━━━ PAGE EXTRACT
In our diverse UK society, halal remains an ‘other’ method of slaughter. Misunderstandings about what halal meat is and isn’t have fuelled media furores (halal ‘secretly’ being ‘snuck’ into buckets of KFC), and animal rights activism (halal methods for slaughter are ‘cruel’).
As Giles Fraser points out for the Guardian, tabloid preoccupation with animal rights should consider the way an animal has lived, not just how it was killed. That said, The Qur'an provides clear instruction on the compassionate treatment of animals in life and in death. The traditional method of halal slaughter – a single cut to the throat, causing instant death – is held, in Islam and Judaism, to cause minimal pain and distress to the animal. However, like mainstream food production in the UK, 84% of certified halal meat in the UK is now “pre-stunned”, according to the RSCPA.
━━━━━━
━━━ DATA EXCERPTS
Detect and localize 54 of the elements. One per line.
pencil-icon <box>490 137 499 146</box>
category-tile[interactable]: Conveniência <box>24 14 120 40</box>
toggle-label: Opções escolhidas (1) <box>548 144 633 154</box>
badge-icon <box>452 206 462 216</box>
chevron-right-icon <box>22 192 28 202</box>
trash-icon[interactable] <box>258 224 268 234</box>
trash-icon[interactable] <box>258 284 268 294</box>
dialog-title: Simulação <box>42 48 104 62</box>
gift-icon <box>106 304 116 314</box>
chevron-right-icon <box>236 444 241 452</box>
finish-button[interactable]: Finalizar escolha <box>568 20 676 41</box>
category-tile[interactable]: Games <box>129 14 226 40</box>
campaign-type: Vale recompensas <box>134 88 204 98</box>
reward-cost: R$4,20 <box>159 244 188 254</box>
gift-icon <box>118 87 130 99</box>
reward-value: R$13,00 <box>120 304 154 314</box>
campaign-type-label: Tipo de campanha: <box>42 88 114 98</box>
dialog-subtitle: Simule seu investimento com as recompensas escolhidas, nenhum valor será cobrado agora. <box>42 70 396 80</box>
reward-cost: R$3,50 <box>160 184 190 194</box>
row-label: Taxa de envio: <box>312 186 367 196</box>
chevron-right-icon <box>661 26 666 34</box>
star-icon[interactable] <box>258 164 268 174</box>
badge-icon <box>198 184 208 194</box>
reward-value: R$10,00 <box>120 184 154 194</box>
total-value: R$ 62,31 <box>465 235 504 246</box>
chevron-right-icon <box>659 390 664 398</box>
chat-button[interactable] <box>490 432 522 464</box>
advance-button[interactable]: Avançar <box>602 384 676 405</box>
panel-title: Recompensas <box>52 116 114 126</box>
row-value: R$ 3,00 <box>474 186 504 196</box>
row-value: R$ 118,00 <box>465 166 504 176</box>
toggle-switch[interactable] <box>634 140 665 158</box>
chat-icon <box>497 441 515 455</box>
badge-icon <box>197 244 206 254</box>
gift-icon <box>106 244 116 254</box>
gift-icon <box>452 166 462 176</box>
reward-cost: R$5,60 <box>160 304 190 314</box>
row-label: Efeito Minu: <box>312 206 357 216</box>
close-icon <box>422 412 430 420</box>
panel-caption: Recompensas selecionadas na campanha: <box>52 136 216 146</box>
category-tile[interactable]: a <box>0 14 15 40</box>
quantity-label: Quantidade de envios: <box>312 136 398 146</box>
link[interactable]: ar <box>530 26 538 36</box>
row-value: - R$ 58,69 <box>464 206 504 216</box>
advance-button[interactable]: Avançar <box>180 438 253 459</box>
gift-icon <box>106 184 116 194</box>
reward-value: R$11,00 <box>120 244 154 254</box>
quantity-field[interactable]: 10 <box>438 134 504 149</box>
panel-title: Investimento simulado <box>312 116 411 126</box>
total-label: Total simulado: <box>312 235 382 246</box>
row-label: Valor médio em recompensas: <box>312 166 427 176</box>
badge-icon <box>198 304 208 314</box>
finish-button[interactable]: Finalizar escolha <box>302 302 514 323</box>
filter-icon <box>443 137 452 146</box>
━━━━━━
* **REQUIREMENTS**
- 1) According to the passage on halal slaughter, what percentage of certified halal meat in the UK is now pre-stunned?
- 2) From the passage on halal slaughter, extract everything from "In our diverse" down to "slaughter are ‘cruel’).".
- 3) Write the next part of the passage on halal slaughter, beginning after its final sentence.

* **THE RESULTS**
- 1) 84% of certified halal meat in the UK is now pre-stunned.

- 2)
In our diverse UK society, halal remains an ‘other’ method of slaughter. Misunderstandings about what halal meat is and isn’t have fuelled media furores (halal ‘secretly’ being ‘snuck’ into buckets of KFC), and animal rights activism (halal methods for slaughter are ‘cruel’).

- 3)
Do you find you’re ever asked to explain what halal is, to non-Muslim friends or colleagues? Or even to children who as they get older tend to ask more questions? We hope that this content can answer a few questions you might have, and provide some recipe inspiration for Eid, a time of happiness and togetherness.
So, what is halal meat? That is, what makes halal really ‘halal’?
Halal, in Qura’nic terms, refers to anything that is permissible (Arabic حلال (ḥalāl)) according to traditional Islamic law. Anything that is allowed in daily life. In the case of food, this is anything permitted for consumption. Where meat is concerned, the term applies to animals that are halal, and to the permissible process of slaughter, which is referred to as zibah. Haram is of course the word used to denote the opposite concept, that which is not allowed.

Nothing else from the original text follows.